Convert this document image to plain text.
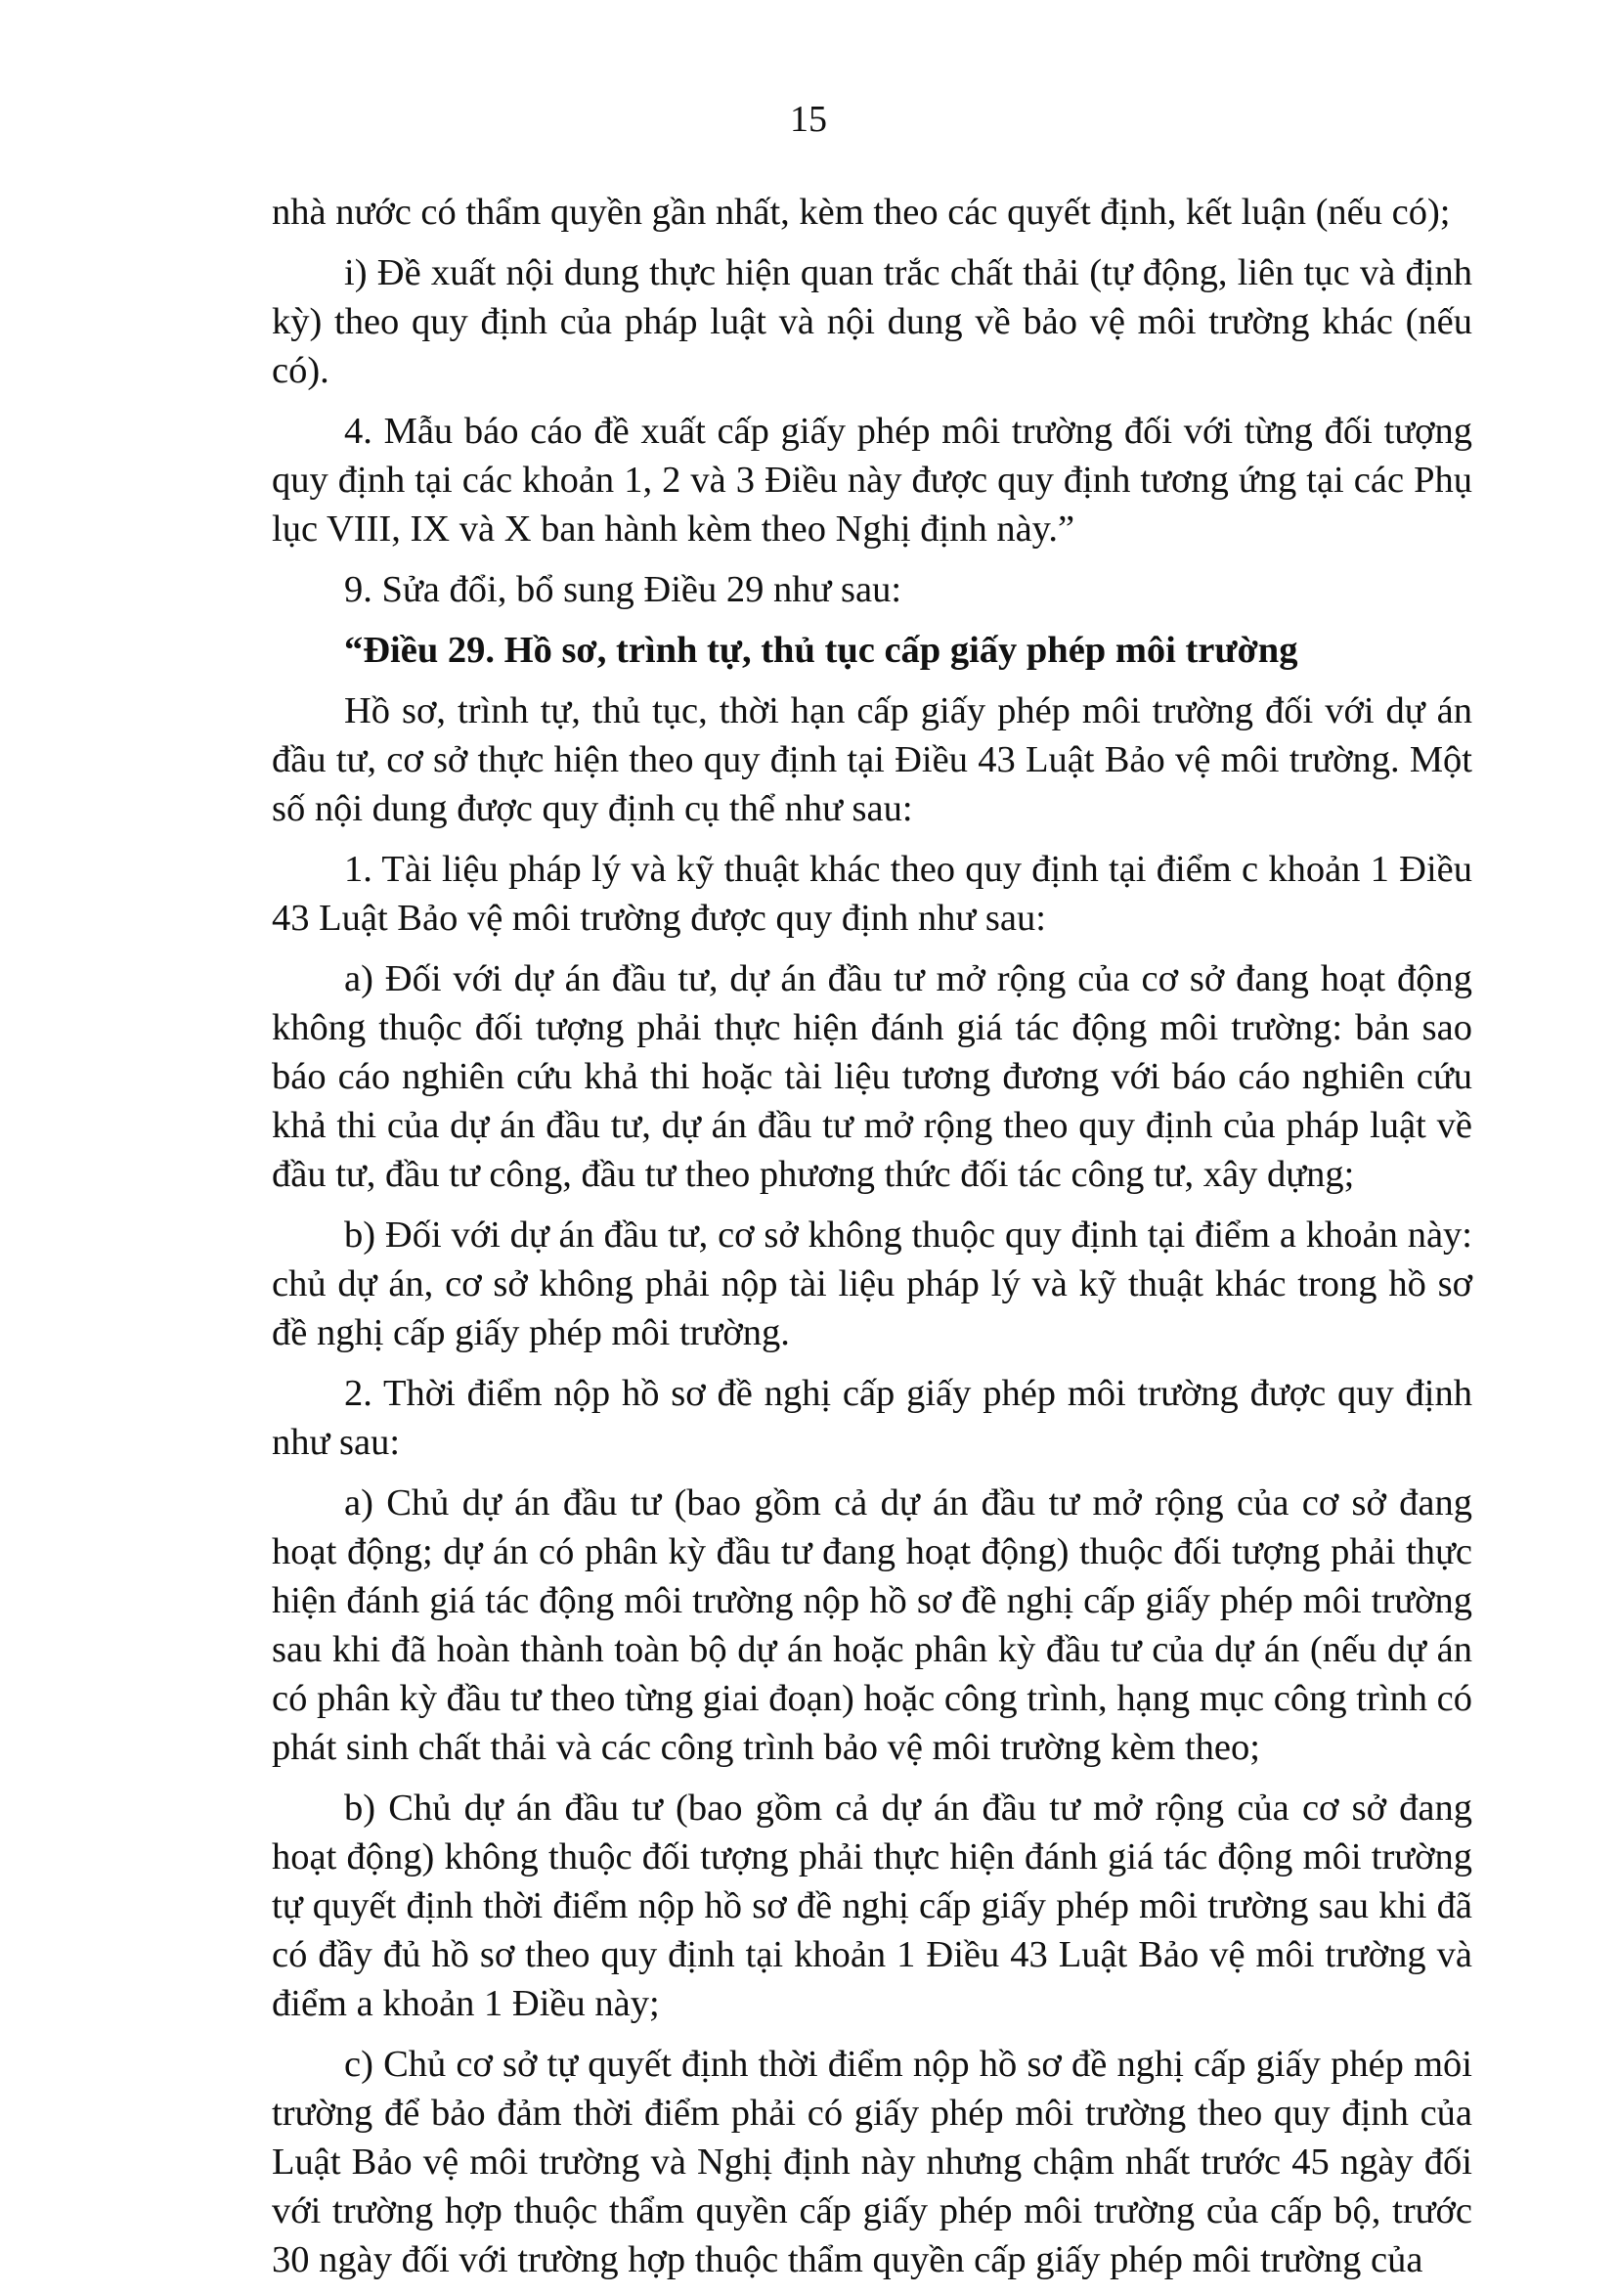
15

nhà nước có thẩm quyền gần nhất, kèm theo các quyết định, kết luận (nếu có);

i) Đề xuất nội dung thực hiện quan trắc chất thải (tự động, liên tục và định kỳ) theo quy định của pháp luật và nội dung về bảo vệ môi trường khác (nếu có).

4. Mẫu báo cáo đề xuất cấp giấy phép môi trường đối với từng đối tượng quy định tại các khoản 1, 2 và 3 Điều này được quy định tương ứng tại các Phụ lục VIII, IX và X ban hành kèm theo Nghị định này.”

9. Sửa đổi, bổ sung Điều 29 như sau:

“Điều 29. Hồ sơ, trình tự, thủ tục cấp giấy phép môi trường

Hồ sơ, trình tự, thủ tục, thời hạn cấp giấy phép môi trường đối với dự án đầu tư, cơ sở thực hiện theo quy định tại Điều 43 Luật Bảo vệ môi trường. Một số nội dung được quy định cụ thể như sau:

1. Tài liệu pháp lý và kỹ thuật khác theo quy định tại điểm c khoản 1 Điều 43 Luật Bảo vệ môi trường được quy định như sau:

a) Đối với dự án đầu tư, dự án đầu tư mở rộng của cơ sở đang hoạt động không thuộc đối tượng phải thực hiện đánh giá tác động môi trường: bản sao báo cáo nghiên cứu khả thi hoặc tài liệu tương đương với báo cáo nghiên cứu khả thi của dự án đầu tư, dự án đầu tư mở rộng theo quy định của pháp luật về đầu tư, đầu tư công, đầu tư theo phương thức đối tác công tư, xây dựng;

b) Đối với dự án đầu tư, cơ sở không thuộc quy định tại điểm a khoản này: chủ dự án, cơ sở không phải nộp tài liệu pháp lý và kỹ thuật khác trong hồ sơ đề nghị cấp giấy phép môi trường.

2. Thời điểm nộp hồ sơ đề nghị cấp giấy phép môi trường được quy định như sau:

a) Chủ dự án đầu tư (bao gồm cả dự án đầu tư mở rộng của cơ sở đang hoạt động; dự án có phân kỳ đầu tư đang hoạt động) thuộc đối tượng phải thực hiện đánh giá tác động môi trường nộp hồ sơ đề nghị cấp giấy phép môi trường sau khi đã hoàn thành toàn bộ dự án hoặc phân kỳ đầu tư của dự án (nếu dự án có phân kỳ đầu tư theo từng giai đoạn) hoặc công trình, hạng mục công trình có phát sinh chất thải và các công trình bảo vệ môi trường kèm theo;

b) Chủ dự án đầu tư (bao gồm cả dự án đầu tư mở rộng của cơ sở đang hoạt động) không thuộc đối tượng phải thực hiện đánh giá tác động môi trường tự quyết định thời điểm nộp hồ sơ đề nghị cấp giấy phép môi trường sau khi đã có đầy đủ hồ sơ theo quy định tại khoản 1 Điều 43 Luật Bảo vệ môi trường và điểm a khoản 1 Điều này;

c) Chủ cơ sở tự quyết định thời điểm nộp hồ sơ đề nghị cấp giấy phép môi trường để bảo đảm thời điểm phải có giấy phép môi trường theo quy định của Luật Bảo vệ môi trường và Nghị định này nhưng chậm nhất trước 45 ngày đối với trường hợp thuộc thẩm quyền cấp giấy phép môi trường của cấp bộ, trước 30 ngày đối với trường hợp thuộc thẩm quyền cấp giấy phép môi trường của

**Directions for this task:** Transcribe each entry precisely as given, leaving the pictures out.

**Result of the task:**
Convert this document image to plain text.
15

nhà nước có thẩm quyền gần nhất, kèm theo các quyết định, kết luận (nếu có);

i) Đề xuất nội dung thực hiện quan trắc chất thải (tự động, liên tục và định kỳ) theo quy định của pháp luật và nội dung về bảo vệ môi trường khác (nếu có).

4. Mẫu báo cáo đề xuất cấp giấy phép môi trường đối với từng đối tượng quy định tại các khoản 1, 2 và 3 Điều này được quy định tương ứng tại các Phụ lục VIII, IX và X ban hành kèm theo Nghị định này.”

9. Sửa đổi, bổ sung Điều 29 như sau:

“Điều 29. Hồ sơ, trình tự, thủ tục cấp giấy phép môi trường

Hồ sơ, trình tự, thủ tục, thời hạn cấp giấy phép môi trường đối với dự án đầu tư, cơ sở thực hiện theo quy định tại Điều 43 Luật Bảo vệ môi trường. Một số nội dung được quy định cụ thể như sau:

1. Tài liệu pháp lý và kỹ thuật khác theo quy định tại điểm c khoản 1 Điều 43 Luật Bảo vệ môi trường được quy định như sau:

a) Đối với dự án đầu tư, dự án đầu tư mở rộng của cơ sở đang hoạt động không thuộc đối tượng phải thực hiện đánh giá tác động môi trường: bản sao báo cáo nghiên cứu khả thi hoặc tài liệu tương đương với báo cáo nghiên cứu khả thi của dự án đầu tư, dự án đầu tư mở rộng theo quy định của pháp luật về đầu tư, đầu tư công, đầu tư theo phương thức đối tác công tư, xây dựng;

b) Đối với dự án đầu tư, cơ sở không thuộc quy định tại điểm a khoản này: chủ dự án, cơ sở không phải nộp tài liệu pháp lý và kỹ thuật khác trong hồ sơ đề nghị cấp giấy phép môi trường.

2. Thời điểm nộp hồ sơ đề nghị cấp giấy phép môi trường được quy định như sau:

a) Chủ dự án đầu tư (bao gồm cả dự án đầu tư mở rộng của cơ sở đang hoạt động; dự án có phân kỳ đầu tư đang hoạt động) thuộc đối tượng phải thực hiện đánh giá tác động môi trường nộp hồ sơ đề nghị cấp giấy phép môi trường sau khi đã hoàn thành toàn bộ dự án hoặc phân kỳ đầu tư của dự án (nếu dự án có phân kỳ đầu tư theo từng giai đoạn) hoặc công trình, hạng mục công trình có phát sinh chất thải và các công trình bảo vệ môi trường kèm theo;

b) Chủ dự án đầu tư (bao gồm cả dự án đầu tư mở rộng của cơ sở đang hoạt động) không thuộc đối tượng phải thực hiện đánh giá tác động môi trường tự quyết định thời điểm nộp hồ sơ đề nghị cấp giấy phép môi trường sau khi đã có đầy đủ hồ sơ theo quy định tại khoản 1 Điều 43 Luật Bảo vệ môi trường và điểm a khoản 1 Điều này;

c) Chủ cơ sở tự quyết định thời điểm nộp hồ sơ đề nghị cấp giấy phép môi trường để bảo đảm thời điểm phải có giấy phép môi trường theo quy định của Luật Bảo vệ môi trường và Nghị định này nhưng chậm nhất trước 45 ngày đối với trường hợp thuộc thẩm quyền cấp giấy phép môi trường của cấp bộ, trước 30 ngày đối với trường hợp thuộc thẩm quyền cấp giấy phép môi trường của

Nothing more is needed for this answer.